--- Start of SOURCE DATA ---

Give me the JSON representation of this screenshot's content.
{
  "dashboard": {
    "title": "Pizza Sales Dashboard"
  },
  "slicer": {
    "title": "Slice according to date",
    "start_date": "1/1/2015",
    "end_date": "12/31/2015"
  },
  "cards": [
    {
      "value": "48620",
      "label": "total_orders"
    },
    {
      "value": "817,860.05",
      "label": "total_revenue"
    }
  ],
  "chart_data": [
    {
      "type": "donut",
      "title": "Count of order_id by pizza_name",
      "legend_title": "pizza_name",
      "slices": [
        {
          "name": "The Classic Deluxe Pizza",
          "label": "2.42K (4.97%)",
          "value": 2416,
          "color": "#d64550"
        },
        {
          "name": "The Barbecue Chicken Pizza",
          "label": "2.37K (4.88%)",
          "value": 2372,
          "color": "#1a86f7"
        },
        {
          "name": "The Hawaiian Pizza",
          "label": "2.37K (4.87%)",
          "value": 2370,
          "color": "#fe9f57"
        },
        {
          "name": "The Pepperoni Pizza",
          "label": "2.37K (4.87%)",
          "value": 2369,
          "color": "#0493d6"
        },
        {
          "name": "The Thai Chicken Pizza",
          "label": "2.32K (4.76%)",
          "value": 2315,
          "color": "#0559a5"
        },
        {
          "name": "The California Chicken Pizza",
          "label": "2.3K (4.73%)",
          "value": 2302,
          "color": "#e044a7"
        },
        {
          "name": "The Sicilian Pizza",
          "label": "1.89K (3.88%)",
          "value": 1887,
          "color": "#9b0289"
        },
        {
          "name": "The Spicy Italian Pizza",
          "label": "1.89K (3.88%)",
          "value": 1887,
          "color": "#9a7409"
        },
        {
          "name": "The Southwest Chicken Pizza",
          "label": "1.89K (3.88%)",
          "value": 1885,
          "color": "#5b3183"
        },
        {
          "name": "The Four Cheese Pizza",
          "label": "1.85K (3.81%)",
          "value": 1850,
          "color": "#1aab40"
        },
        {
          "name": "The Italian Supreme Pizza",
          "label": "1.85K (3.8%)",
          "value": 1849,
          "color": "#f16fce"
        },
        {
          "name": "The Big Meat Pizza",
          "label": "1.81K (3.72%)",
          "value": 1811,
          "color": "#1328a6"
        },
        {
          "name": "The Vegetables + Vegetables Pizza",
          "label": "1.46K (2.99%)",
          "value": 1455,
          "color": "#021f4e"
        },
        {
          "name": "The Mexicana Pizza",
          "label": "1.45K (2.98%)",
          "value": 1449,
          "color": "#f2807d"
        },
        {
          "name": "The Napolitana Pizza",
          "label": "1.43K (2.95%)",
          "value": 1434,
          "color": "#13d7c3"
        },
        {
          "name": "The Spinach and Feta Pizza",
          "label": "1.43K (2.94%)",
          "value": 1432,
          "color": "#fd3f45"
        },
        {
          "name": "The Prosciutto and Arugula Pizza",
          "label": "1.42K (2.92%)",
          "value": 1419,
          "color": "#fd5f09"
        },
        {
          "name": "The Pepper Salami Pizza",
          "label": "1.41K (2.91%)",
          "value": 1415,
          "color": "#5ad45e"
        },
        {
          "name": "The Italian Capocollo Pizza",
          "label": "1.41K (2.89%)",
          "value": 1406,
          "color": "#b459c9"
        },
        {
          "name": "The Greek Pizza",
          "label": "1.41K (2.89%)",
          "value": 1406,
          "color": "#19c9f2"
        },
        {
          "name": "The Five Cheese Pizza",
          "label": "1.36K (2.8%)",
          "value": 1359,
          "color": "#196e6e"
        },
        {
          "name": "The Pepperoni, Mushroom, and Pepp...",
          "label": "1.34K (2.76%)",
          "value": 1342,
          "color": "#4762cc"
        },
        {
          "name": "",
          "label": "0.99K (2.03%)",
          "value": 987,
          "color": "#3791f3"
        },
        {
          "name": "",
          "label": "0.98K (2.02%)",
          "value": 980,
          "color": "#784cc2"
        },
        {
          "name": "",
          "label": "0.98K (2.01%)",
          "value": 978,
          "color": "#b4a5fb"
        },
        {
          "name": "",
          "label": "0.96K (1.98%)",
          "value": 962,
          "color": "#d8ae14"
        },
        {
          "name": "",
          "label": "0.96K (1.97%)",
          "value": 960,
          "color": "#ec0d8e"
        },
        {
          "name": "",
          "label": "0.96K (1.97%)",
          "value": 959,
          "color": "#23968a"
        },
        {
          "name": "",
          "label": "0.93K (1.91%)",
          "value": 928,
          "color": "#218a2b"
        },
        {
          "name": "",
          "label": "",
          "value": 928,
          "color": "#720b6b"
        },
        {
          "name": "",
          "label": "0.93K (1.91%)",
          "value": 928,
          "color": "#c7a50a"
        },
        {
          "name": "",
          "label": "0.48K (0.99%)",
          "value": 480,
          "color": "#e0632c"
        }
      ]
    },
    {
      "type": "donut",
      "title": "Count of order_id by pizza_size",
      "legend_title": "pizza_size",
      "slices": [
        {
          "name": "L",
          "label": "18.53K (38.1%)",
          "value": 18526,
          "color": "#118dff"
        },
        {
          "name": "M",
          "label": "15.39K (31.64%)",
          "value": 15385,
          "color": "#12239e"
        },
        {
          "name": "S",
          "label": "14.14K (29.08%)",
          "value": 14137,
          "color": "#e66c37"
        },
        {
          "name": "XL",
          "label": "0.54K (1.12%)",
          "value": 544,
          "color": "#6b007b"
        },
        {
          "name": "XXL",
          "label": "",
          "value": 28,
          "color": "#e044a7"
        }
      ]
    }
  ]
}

--- End of SOURCE DATA ---

◆ WHAT IS ASKED ◆
Please reproduce every line of the material word for word.

◆ RESPONSE ◆
Give me the JSON representation of this screenshot's content.
{
  "dashboard": {
    "title": "Pizza Sales Dashboard"
  },
  "slicer": {
    "title": "Slice according to date",
    "start_date": "1/1/2015",
    "end_date": "12/31/2015"
  },
  "cards": [
    {
      "value": "48620",
      "label": "total_orders"
    },
    {
      "value": "817,860.05",
      "label": "total_revenue"
    }
  ],
  "chart_data": [
    {
      "type": "donut",
      "title": "Count of order_id by pizza_name",
      "legend_title": "pizza_name",
      "slices": [
        {
          "name": "The Classic Deluxe Pizza",
          "label": "2.42K (4.97%)",
          "value": 2416,
          "color": "#d64550"
        },
        {
          "name": "The Barbecue Chicken Pizza",
          "label": "2.37K (4.88%)",
          "value": 2372,
          "color": "#1a86f7"
        },
        {
          "name": "The Hawaiian Pizza",
          "label": "2.37K (4.87%)",
          "value": 2370,
          "color": "#fe9f57"
        },
        {
          "name": "The Pepperoni Pizza",
          "label": "2.37K (4.87%)",
          "value": 2369,
          "color": "#0493d6"
        },
        {
          "name": "The Thai Chicken Pizza",
          "label": "2.32K (4.76%)",
          "value": 2315,
          "color": "#0559a5"
        },
        {
          "name": "The California Chicken Pizza",
          "label": "2.3K (4.73%)",
          "value": 2302,
          "color": "#e044a7"
        },
        {
          "name": "The Sicilian Pizza",
          "label": "1.89K (3.88%)",
          "value": 1887,
          "color": "#9b0289"
        },
        {
          "name": "The Spicy Italian Pizza",
          "label": "1.89K (3.88%)",
          "value": 1887,
          "color": "#9a7409"
        },
        {
          "name": "The Southwest Chicken Pizza",
          "label": "1.89K (3.88%)",
          "value": 1885,
          "color": "#5b3183"
        },
        {
          "name": "The Four Cheese Pizza",
          "label": "1.85K (3.81%)",
          "value": 1850,
          "color": "#1aab40"
        },
        {
          "name": "The Italian Supreme Pizza",
          "label": "1.85K (3.8%)",
          "value": 1849,
          "color": "#f16fce"
        },
        {
          "name": "The Big Meat Pizza",
          "label": "1.81K (3.72%)",
          "value": 1811,
          "color": "#1328a6"
        },
        {
          "name": "The Vegetables + Vegetables Pizza",
          "label": "1.46K (2.99%)",
          "value": 1455,
          "color": "#021f4e"
        },
        {
          "name": "The Mexicana Pizza",
          "label": "1.45K (2.98%)",
          "value": 1449,
          "color": "#f2807d"
        },
        {
          "name": "The Napolitana Pizza",
          "label": "1.43K (2.95%)",
          "value": 1434,
          "color": "#13d7c3"
        },
        {
          "name": "The Spinach and Feta Pizza",
          "label": "1.43K (2.94%)",
          "value": 1432,
          "color": "#fd3f45"
        },
        {
          "name": "The Prosciutto and Arugula Pizza",
          "label": "1.42K (2.92%)",
          "value": 1419,
          "color": "#fd5f09"
        },
        {
          "name": "The Pepper Salami Pizza",
          "label": "1.41K (2.91%)",
          "value": 1415,
          "color": "#5ad45e"
        },
        {
          "name": "The Italian Capocollo Pizza",
          "label": "1.41K (2.89%)",
          "value": 1406,
          "color": "#b459c9"
        },
        {
          "name": "The Greek Pizza",
          "label": "1.41K (2.89%)",
          "value": 1406,
          "color": "#19c9f2"
        },
        {
          "name": "The Five Cheese Pizza",
          "label": "1.36K (2.8%)",
          "value": 1359,
          "color": "#196e6e"
        },
        {
          "name": "The Pepperoni, Mushroom, and Pepp...",
          "label": "1.34K (2.76%)",
          "value": 1342,
          "color": "#4762cc"
        },
        {
          "name": "",
          "label": "0.99K (2.03%)",
          "value": 987,
          "color": "#3791f3"
        },
        {
          "name": "",
          "label": "0.98K (2.02%)",
          "value": 980,
          "color": "#784cc2"
        },
        {
          "name": "",
          "label": "0.98K (2.01%)",
          "value": 978,
          "color": "#b4a5fb"
        },
        {
          "name": "",
          "label": "0.96K (1.98%)",
          "value": 962,
          "color": "#d8ae14"
        },
        {
          "name": "",
          "label": "0.96K (1.97%)",
          "value": 960,
          "color": "#ec0d8e"
        },
        {
          "name": "",
          "label": "0.96K (1.97%)",
          "value": 959,
          "color": "#23968a"
        },
        {
          "name": "",
          "label": "0.93K (1.91%)",
          "value": 928,
          "color": "#218a2b"
        },
        {
          "name": "",
          "label": "",
          "value": 928,
          "color": "#720b6b"
        },
        {
          "name": "",
          "label": "0.93K (1.91%)",
          "value": 928,
          "color": "#c7a50a"
        },
        {
          "name": "",
          "label": "0.48K (0.99%)",
          "value": 480,
          "color": "#e0632c"
        }
      ]
    },
    {
      "type": "donut",
      "title": "Count of order_id by pizza_size",
      "legend_title": "pizza_size",
      "slices": [
        {
          "name": "L",
          "label": "18.53K (38.1%)",
          "value": 18526,
          "color": "#118dff"
        },
        {
          "name": "M",
          "label": "15.39K (31.64%)",
          "value": 15385,
          "color": "#12239e"
        },
        {
          "name": "S",
          "label": "14.14K (29.08%)",
          "value": 14137,
          "color": "#e66c37"
        },
        {
          "name": "XL",
          "label": "0.54K (1.12%)",
          "value": 544,
          "color": "#6b007b"
        },
        {
          "name": "XXL",
          "label": "",
          "value": 28,
          "color": "#e044a7"
        }
      ]
    }
  ]
}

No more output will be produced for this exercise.